-------- Provided text --------
These infections are more resistant to antibiotics than the ones people bring in from the outside.  I was reminded of my professor of bacteriology.  She was a wise woman who fought tears as she told our class, “Every time you prescribe an antibiotic, you are treating the globe.”  What the prescribing doctor is doing is creating resistances among bacteria, so that antibiotics will not be as effective on them later.

Seven of these hospital acquired infection patients had died.  The Chief of Infectious Diseases was present, and his remarks were brief.  He said that this problem was everywhere and there was no good way to get around it.  He thought maybe things would be better when the hospital had a new building.

3.  There was a problem with surgical complication rate, most specifically post operative infection, with one particular surgeon.  The Chief of Infectious Diseases said he would speak with that person.  It was suggested there be some sort of report at the next meeting.  It struck me as strange that the other surgeons either could not – or would not? — review this older surgeon.

The USA Today recently reported that Marty Makary, a surgeon at Johns Hopkins Hospital in Baltimore, had written a book about transparency in hospitals and revolutionizing health care.  In the interview, he discusses how decisions are made, how incompetent doctors are allowed to keep practicing, and a whole bunch of other stuff I have generally seen elsewhere.

During my time in hospitals, I was always the junior in a position of weakness.  I will readily admit that I have generally avoided whistle-blowing in favor of self-preservation.  But it was part of the culture and I was never, ever alone.  The culture of physicians “protecting” each other has always been primordial throughout the places I have been.

I think Dr. Makary may be a tad idealistic.

His book got published and it is at least a little acclaimed because it was reviewed in USA Today.  He probably got that review because he’s a surgeon.  Idealists who never sat through medical school haven’t been able to achieve the same level of attention given to doctors.

From Catholic nuns to trained nurses, to university trained ethicists, many have bent my ear with tales of doctors’ over-sized egos.  I have told them that a doctor has to believe in him or herself.  Doctors have never really thought other professions to be their peers. Within this context, I fear that transparency shall easily slide into pseudo-transparency.
-------- Material shown --------
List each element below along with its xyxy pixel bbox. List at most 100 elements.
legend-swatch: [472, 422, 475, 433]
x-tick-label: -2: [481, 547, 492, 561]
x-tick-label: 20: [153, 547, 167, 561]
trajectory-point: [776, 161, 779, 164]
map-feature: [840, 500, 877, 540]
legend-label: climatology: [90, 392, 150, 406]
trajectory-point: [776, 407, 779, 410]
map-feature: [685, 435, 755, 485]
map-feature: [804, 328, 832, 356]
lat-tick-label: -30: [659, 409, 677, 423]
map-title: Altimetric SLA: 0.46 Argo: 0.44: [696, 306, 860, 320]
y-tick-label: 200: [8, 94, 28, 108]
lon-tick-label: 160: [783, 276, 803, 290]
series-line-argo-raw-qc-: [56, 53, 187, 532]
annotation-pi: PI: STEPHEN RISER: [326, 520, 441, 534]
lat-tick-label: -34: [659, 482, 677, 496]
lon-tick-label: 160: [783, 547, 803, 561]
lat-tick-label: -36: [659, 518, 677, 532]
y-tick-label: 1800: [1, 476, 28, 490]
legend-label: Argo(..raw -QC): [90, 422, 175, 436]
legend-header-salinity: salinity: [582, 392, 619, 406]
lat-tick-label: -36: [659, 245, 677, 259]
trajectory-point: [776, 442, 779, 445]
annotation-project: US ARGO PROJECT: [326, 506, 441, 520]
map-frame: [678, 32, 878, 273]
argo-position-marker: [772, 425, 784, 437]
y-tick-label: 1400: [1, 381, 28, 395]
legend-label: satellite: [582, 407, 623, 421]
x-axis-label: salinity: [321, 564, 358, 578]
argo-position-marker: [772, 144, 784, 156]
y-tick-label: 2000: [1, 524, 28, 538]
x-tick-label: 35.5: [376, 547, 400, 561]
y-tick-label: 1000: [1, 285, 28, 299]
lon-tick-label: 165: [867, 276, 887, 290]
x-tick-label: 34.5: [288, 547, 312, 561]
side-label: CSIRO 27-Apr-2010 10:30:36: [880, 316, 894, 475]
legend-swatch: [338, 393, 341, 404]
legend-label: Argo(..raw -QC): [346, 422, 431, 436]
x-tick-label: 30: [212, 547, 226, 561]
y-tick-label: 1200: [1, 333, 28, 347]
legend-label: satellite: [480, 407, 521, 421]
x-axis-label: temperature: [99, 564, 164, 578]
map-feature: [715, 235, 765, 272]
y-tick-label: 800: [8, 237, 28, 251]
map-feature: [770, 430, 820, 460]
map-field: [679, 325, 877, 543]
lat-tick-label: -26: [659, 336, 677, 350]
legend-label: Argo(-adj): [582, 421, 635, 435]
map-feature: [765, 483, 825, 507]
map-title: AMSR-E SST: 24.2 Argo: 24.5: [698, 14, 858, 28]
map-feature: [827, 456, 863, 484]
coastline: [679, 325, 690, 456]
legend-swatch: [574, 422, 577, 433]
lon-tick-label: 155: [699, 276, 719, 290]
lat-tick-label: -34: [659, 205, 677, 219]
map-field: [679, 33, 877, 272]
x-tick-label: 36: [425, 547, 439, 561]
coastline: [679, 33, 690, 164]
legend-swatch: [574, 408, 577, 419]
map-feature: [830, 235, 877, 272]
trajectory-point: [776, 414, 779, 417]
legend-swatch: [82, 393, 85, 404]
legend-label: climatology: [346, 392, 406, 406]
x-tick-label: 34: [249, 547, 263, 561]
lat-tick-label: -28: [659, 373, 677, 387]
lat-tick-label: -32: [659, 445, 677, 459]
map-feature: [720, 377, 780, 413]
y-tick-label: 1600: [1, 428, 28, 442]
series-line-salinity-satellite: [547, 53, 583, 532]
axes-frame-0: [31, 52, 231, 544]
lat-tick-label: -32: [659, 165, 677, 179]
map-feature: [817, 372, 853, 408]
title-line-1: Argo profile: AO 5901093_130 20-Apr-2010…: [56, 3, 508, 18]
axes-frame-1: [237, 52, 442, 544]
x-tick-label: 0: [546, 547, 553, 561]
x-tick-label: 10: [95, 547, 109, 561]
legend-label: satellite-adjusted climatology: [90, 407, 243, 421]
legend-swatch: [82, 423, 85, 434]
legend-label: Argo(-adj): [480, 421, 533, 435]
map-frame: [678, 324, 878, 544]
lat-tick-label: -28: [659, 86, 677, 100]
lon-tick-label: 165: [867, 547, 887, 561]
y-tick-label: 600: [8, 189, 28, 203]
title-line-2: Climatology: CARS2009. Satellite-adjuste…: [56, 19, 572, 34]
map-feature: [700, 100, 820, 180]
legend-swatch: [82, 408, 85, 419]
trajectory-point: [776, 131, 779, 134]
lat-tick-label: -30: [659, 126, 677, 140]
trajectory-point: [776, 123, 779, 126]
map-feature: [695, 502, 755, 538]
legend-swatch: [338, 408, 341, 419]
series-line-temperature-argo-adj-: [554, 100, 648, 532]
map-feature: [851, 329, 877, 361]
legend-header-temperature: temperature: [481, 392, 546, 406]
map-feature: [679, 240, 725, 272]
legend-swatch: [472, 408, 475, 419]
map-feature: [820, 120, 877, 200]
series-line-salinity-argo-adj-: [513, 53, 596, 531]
--------
→ **What you should do**:
From the passage on hospital infections and doctors' culture, list every publication, institution and city named.

→ **Result of this task**:
USA Today, Johns Hopkins Hospital, Baltimore